• _STORED DATA_
──────────────────────────────

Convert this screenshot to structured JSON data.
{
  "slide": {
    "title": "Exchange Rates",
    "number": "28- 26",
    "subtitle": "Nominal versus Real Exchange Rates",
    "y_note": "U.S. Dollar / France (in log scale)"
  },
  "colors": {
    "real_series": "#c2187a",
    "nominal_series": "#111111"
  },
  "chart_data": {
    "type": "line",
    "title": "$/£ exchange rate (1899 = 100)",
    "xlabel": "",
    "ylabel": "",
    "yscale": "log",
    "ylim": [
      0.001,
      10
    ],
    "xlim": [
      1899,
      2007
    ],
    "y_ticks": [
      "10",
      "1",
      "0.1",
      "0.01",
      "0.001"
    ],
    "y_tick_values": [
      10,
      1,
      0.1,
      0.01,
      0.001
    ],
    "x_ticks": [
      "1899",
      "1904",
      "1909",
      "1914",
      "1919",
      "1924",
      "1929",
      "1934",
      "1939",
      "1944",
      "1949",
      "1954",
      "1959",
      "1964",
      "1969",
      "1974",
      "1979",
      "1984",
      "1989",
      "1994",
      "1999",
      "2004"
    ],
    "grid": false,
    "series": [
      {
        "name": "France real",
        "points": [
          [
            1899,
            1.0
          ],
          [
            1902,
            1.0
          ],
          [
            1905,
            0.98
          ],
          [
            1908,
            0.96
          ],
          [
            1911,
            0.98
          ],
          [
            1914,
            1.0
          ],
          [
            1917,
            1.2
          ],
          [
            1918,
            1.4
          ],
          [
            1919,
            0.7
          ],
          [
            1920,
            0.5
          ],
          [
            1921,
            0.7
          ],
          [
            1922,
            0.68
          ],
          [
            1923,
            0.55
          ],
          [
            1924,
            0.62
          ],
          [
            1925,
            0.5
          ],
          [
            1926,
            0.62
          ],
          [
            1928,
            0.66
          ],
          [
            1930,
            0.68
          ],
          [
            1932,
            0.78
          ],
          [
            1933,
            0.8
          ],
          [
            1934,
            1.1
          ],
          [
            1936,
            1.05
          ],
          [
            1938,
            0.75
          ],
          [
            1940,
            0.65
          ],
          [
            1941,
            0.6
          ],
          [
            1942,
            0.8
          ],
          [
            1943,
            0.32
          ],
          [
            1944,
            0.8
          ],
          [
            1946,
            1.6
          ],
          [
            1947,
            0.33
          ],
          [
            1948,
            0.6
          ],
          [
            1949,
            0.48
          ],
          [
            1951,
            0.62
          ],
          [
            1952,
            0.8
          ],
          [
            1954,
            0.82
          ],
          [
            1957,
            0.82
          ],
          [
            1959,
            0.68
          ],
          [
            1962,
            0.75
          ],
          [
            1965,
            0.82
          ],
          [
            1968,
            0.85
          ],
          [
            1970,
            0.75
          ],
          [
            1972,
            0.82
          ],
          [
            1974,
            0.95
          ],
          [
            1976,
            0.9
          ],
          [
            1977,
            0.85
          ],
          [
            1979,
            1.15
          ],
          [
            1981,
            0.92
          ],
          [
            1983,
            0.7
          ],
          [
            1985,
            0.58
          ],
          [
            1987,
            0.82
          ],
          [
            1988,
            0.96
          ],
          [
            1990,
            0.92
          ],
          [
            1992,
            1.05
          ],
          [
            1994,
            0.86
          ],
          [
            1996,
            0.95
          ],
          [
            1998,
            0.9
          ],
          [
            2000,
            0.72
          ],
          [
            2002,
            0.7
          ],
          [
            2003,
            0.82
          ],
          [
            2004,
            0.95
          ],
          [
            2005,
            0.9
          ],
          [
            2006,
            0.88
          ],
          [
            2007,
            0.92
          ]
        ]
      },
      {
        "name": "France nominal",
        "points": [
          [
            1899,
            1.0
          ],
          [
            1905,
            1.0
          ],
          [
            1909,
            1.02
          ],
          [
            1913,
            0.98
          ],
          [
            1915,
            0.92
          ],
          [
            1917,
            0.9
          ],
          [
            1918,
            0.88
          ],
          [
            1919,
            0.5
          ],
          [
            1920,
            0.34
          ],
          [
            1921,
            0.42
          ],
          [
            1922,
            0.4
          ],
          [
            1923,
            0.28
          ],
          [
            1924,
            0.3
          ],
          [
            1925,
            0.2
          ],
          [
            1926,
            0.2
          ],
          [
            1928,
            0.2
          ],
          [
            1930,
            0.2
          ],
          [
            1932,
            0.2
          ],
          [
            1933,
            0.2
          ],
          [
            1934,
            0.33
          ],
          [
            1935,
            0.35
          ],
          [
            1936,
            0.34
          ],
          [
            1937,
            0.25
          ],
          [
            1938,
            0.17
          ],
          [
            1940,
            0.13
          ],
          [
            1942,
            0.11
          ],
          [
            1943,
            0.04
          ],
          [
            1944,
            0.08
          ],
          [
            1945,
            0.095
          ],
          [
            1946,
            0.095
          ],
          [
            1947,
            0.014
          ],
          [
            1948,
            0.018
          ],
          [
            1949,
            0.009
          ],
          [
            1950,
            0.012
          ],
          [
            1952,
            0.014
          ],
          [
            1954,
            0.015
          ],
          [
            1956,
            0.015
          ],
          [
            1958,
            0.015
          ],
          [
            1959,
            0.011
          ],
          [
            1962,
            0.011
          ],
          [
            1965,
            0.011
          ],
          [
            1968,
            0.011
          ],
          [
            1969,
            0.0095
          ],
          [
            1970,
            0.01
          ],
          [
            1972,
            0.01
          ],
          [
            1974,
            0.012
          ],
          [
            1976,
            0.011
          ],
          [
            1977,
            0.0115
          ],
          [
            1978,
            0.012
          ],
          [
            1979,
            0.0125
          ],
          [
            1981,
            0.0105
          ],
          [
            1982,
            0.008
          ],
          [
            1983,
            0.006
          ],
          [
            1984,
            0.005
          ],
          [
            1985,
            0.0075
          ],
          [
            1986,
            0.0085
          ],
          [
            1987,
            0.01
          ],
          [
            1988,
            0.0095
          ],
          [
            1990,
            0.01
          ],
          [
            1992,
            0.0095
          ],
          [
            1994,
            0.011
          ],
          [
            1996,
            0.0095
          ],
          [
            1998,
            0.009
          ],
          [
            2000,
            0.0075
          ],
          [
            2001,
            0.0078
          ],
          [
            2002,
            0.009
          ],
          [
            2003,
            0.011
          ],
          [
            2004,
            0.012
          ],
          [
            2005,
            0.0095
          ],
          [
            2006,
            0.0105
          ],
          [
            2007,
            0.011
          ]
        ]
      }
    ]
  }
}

──────────────────────────────

• _GIVEN REQUEST_
The records above must be output exactly, in full.

• _FINAL RESULT_
Convert this screenshot to structured JSON data.
{
  "slide": {
    "title": "Exchange Rates",
    "number": "28- 26",
    "subtitle": "Nominal versus Real Exchange Rates",
    "y_note": "U.S. Dollar / France (in log scale)"
  },
  "colors": {
    "real_series": "#c2187a",
    "nominal_series": "#111111"
  },
  "chart_data": {
    "type": "line",
    "title": "$/£ exchange rate (1899 = 100)",
    "xlabel": "",
    "ylabel": "",
    "yscale": "log",
    "ylim": [
      0.001,
      10
    ],
    "xlim": [
      1899,
      2007
    ],
    "y_ticks": [
      "10",
      "1",
      "0.1",
      "0.01",
      "0.001"
    ],
    "y_tick_values": [
      10,
      1,
      0.1,
      0.01,
      0.001
    ],
    "x_ticks": [
      "1899",
      "1904",
      "1909",
      "1914",
      "1919",
      "1924",
      "1929",
      "1934",
      "1939",
      "1944",
      "1949",
      "1954",
      "1959",
      "1964",
      "1969",
      "1974",
      "1979",
      "1984",
      "1989",
      "1994",
      "1999",
      "2004"
    ],
    "grid": false,
    "series": [
      {
        "name": "France real",
        "points": [
          [
            1899,
            1.0
          ],
          [
            1902,
            1.0
          ],
          [
            1905,
            0.98
          ],
          [
            1908,
            0.96
          ],
          [
            1911,
            0.98
          ],
          [
            1914,
            1.0
          ],
          [
            1917,
            1.2
          ],
          [
            1918,
            1.4
          ],
          [
            1919,
            0.7
          ],
          [
            1920,
            0.5
          ],
          [
            1921,
            0.7
          ],
          [
            1922,
            0.68
          ],
          [
            1923,
            0.55
          ],
          [
            1924,
            0.62
          ],
          [
            1925,
            0.5
          ],
          [
            1926,
            0.62
          ],
          [
            1928,
            0.66
          ],
          [
            1930,
            0.68
          ],
          [
            1932,
            0.78
          ],
          [
            1933,
            0.8
          ],
          [
            1934,
            1.1
          ],
          [
            1936,
            1.05
          ],
          [
            1938,
            0.75
          ],
          [
            1940,
            0.65
          ],
          [
            1941,
            0.6
          ],
          [
            1942,
            0.8
          ],
          [
            1943,
            0.32
          ],
          [
            1944,
            0.8
          ],
          [
            1946,
            1.6
          ],
          [
            1947,
            0.33
          ],
          [
            1948,
            0.6
          ],
          [
            1949,
            0.48
          ],
          [
            1951,
            0.62
          ],
          [
            1952,
            0.8
          ],
          [
            1954,
            0.82
          ],
          [
            1957,
            0.82
          ],
          [
            1959,
            0.68
          ],
          [
            1962,
            0.75
          ],
          [
            1965,
            0.82
          ],
          [
            1968,
            0.85
          ],
          [
            1970,
            0.75
          ],
          [
            1972,
            0.82
          ],
          [
            1974,
            0.95
          ],
          [
            1976,
            0.9
          ],
          [
            1977,
            0.85
          ],
          [
            1979,
            1.15
          ],
          [
            1981,
            0.92
          ],
          [
            1983,
            0.7
          ],
          [
            1985,
            0.58
          ],
          [
            1987,
            0.82
          ],
          [
            1988,
            0.96
          ],
          [
            1990,
            0.92
          ],
          [
            1992,
            1.05
          ],
          [
            1994,
            0.86
          ],
          [
            1996,
            0.95
          ],
          [
            1998,
            0.9
          ],
          [
            2000,
            0.72
          ],
          [
            2002,
            0.7
          ],
          [
            2003,
            0.82
          ],
          [
            2004,
            0.95
          ],
          [
            2005,
            0.9
          ],
          [
            2006,
            0.88
          ],
          [
            2007,
            0.92
          ]
        ]
      },
      {
        "name": "France nominal",
        "points": [
          [
            1899,
            1.0
          ],
          [
            1905,
            1.0
          ],
          [
            1909,
            1.02
          ],
          [
            1913,
            0.98
          ],
          [
            1915,
            0.92
          ],
          [
            1917,
            0.9
          ],
          [
            1918,
            0.88
          ],
          [
            1919,
            0.5
          ],
          [
            1920,
            0.34
          ],
          [
            1921,
            0.42
          ],
          [
            1922,
            0.4
          ],
          [
            1923,
            0.28
          ],
          [
            1924,
            0.3
          ],
          [
            1925,
            0.2
          ],
          [
            1926,
            0.2
          ],
          [
            1928,
            0.2
          ],
          [
            1930,
            0.2
          ],
          [
            1932,
            0.2
          ],
          [
            1933,
            0.2
          ],
          [
            1934,
            0.33
          ],
          [
            1935,
            0.35
          ],
          [
            1936,
            0.34
          ],
          [
            1937,
            0.25
          ],
          [
            1938,
            0.17
          ],
          [
            1940,
            0.13
          ],
          [
            1942,
            0.11
          ],
          [
            1943,
            0.04
          ],
          [
            1944,
            0.08
          ],
          [
            1945,
            0.095
          ],
          [
            1946,
            0.095
          ],
          [
            1947,
            0.014
          ],
          [
            1948,
            0.018
          ],
          [
            1949,
            0.009
          ],
          [
            1950,
            0.012
          ],
          [
            1952,
            0.014
          ],
          [
            1954,
            0.015
          ],
          [
            1956,
            0.015
          ],
          [
            1958,
            0.015
          ],
          [
            1959,
            0.011
          ],
          [
            1962,
            0.011
          ],
          [
            1965,
            0.011
          ],
          [
            1968,
            0.011
          ],
          [
            1969,
            0.0095
          ],
          [
            1970,
            0.01
          ],
          [
            1972,
            0.01
          ],
          [
            1974,
            0.012
          ],
          [
            1976,
            0.011
          ],
          [
            1977,
            0.0115
          ],
          [
            1978,
            0.012
          ],
          [
            1979,
            0.0125
          ],
          [
            1981,
            0.0105
          ],
          [
            1982,
            0.008
          ],
          [
            1983,
            0.006
          ],
          [
            1984,
            0.005
          ],
          [
            1985,
            0.0075
          ],
          [
            1986,
            0.0085
          ],
          [
            1987,
            0.01
          ],
          [
            1988,
            0.0095
          ],
          [
            1990,
            0.01
          ],
          [
            1992,
            0.0095
          ],
          [
            1994,
            0.011
          ],
          [
            1996,
            0.0095
          ],
          [
            1998,
            0.009
          ],
          [
            2000,
            0.0075
          ],
          [
            2001,
            0.0078
          ],
          [
            2002,
            0.009
          ],
          [
            2003,
            0.011
          ],
          [
            2004,
            0.012
          ],
          [
            2005,
            0.0095
          ],
          [
            2006,
            0.0105
          ],
          [
            2007,
            0.011
          ]
        ]
      }
    ]
  }
}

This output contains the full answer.